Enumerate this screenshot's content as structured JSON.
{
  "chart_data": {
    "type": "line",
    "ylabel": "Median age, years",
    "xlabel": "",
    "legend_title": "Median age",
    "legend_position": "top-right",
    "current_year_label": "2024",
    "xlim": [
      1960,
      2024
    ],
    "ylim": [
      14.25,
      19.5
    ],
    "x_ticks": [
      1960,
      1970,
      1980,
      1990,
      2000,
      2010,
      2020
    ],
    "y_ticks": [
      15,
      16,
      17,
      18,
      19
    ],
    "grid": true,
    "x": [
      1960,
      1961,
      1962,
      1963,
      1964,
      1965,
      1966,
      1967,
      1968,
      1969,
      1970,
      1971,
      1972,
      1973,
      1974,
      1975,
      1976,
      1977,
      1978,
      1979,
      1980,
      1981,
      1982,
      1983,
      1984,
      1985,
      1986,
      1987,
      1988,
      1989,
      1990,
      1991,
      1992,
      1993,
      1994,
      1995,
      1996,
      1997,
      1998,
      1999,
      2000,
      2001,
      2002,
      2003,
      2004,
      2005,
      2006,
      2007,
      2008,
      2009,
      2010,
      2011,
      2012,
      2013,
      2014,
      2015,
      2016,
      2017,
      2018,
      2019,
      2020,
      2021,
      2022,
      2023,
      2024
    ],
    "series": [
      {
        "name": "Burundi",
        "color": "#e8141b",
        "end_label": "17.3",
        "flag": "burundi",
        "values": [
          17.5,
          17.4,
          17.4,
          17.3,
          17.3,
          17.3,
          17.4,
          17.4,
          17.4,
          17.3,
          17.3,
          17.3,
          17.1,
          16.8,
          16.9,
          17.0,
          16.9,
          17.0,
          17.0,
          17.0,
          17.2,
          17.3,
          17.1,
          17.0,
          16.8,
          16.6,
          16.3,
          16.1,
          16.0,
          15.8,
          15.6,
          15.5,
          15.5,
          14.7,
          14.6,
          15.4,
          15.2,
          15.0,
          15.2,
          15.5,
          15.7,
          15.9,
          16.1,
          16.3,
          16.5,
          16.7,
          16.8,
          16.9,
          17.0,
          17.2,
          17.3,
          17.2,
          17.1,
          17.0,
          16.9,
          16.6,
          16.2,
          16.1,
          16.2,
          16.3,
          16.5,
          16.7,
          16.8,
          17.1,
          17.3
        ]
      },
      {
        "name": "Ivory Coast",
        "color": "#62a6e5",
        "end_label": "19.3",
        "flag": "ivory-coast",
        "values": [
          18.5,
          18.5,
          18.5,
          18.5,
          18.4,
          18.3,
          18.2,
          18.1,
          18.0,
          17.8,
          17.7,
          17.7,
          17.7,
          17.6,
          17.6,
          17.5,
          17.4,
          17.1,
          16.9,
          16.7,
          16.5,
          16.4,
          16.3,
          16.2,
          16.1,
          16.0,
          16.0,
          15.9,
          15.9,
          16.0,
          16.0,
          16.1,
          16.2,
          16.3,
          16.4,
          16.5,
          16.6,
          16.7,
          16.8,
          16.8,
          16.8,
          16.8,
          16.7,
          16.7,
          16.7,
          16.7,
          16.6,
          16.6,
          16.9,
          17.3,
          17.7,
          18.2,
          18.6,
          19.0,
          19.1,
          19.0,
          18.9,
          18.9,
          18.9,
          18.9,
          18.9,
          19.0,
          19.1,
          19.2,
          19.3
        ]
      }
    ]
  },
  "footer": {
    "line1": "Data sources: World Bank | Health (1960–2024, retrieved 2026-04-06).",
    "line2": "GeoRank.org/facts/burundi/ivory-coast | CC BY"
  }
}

######

### Objective:
Extract the full set of entries word for word.

### Finished exercise:
Enumerate this screenshot's content as structured JSON.
{
  "chart_data": {
    "type": "line",
    "ylabel": "Median age, years",
    "xlabel": "",
    "legend_title": "Median age",
    "legend_position": "top-right",
    "current_year_label": "2024",
    "xlim": [
      1960,
      2024
    ],
    "ylim": [
      14.25,
      19.5
    ],
    "x_ticks": [
      1960,
      1970,
      1980,
      1990,
      2000,
      2010,
      2020
    ],
    "y_ticks": [
      15,
      16,
      17,
      18,
      19
    ],
    "grid": true,
    "x": [
      1960,
      1961,
      1962,
      1963,
      1964,
      1965,
      1966,
      1967,
      1968,
      1969,
      1970,
      1971,
      1972,
      1973,
      1974,
      1975,
      1976,
      1977,
      1978,
      1979,
      1980,
      1981,
      1982,
      1983,
      1984,
      1985,
      1986,
      1987,
      1988,
      1989,
      1990,
      1991,
      1992,
      1993,
      1994,
      1995,
      1996,
      1997,
      1998,
      1999,
      2000,
      2001,
      2002,
      2003,
      2004,
      2005,
      2006,
      2007,
      2008,
      2009,
      2010,
      2011,
      2012,
      2013,
      2014,
      2015,
      2016,
      2017,
      2018,
      2019,
      2020,
      2021,
      2022,
      2023,
      2024
    ],
    "series": [
      {
        "name": "Burundi",
        "color": "#e8141b",
        "end_label": "17.3",
        "flag": "burundi",
        "values": [
          17.5,
          17.4,
          17.4,
          17.3,
          17.3,
          17.3,
          17.4,
          17.4,
          17.4,
          17.3,
          17.3,
          17.3,
          17.1,
          16.8,
          16.9,
          17.0,
          16.9,
          17.0,
          17.0,
          17.0,
          17.2,
          17.3,
          17.1,
          17.0,
          16.8,
          16.6,
          16.3,
          16.1,
          16.0,
          15.8,
          15.6,
          15.5,
          15.5,
          14.7,
          14.6,
          15.4,
          15.2,
          15.0,
          15.2,
          15.5,
          15.7,
          15.9,
          16.1,
          16.3,
          16.5,
          16.7,
          16.8,
          16.9,
          17.0,
          17.2,
          17.3,
          17.2,
          17.1,
          17.0,
          16.9,
          16.6,
          16.2,
          16.1,
          16.2,
          16.3,
          16.5,
          16.7,
          16.8,
          17.1,
          17.3
        ]
      },
      {
        "name": "Ivory Coast",
        "color": "#62a6e5",
        "end_label": "19.3",
        "flag": "ivory-coast",
        "values": [
          18.5,
          18.5,
          18.5,
          18.5,
          18.4,
          18.3,
          18.2,
          18.1,
          18.0,
          17.8,
          17.7,
          17.7,
          17.7,
          17.6,
          17.6,
          17.5,
          17.4,
          17.1,
          16.9,
          16.7,
          16.5,
          16.4,
          16.3,
          16.2,
          16.1,
          16.0,
          16.0,
          15.9,
          15.9,
          16.0,
          16.0,
          16.1,
          16.2,
          16.3,
          16.4,
          16.5,
          16.6,
          16.7,
          16.8,
          16.8,
          16.8,
          16.8,
          16.7,
          16.7,
          16.7,
          16.7,
          16.6,
          16.6,
          16.9,
          17.3,
          17.7,
          18.2,
          18.6,
          19.0,
          19.1,
          19.0,
          18.9,
          18.9,
          18.9,
          18.9,
          18.9,
          19.0,
          19.1,
          19.2,
          19.3
        ]
      }
    ]
  },
  "footer": {
    "line1": "Data sources: World Bank | Health (1960–2024, retrieved 2026-04-06).",
    "line2": "GeoRank.org/facts/burundi/ivory-coast | CC BY"
  }
}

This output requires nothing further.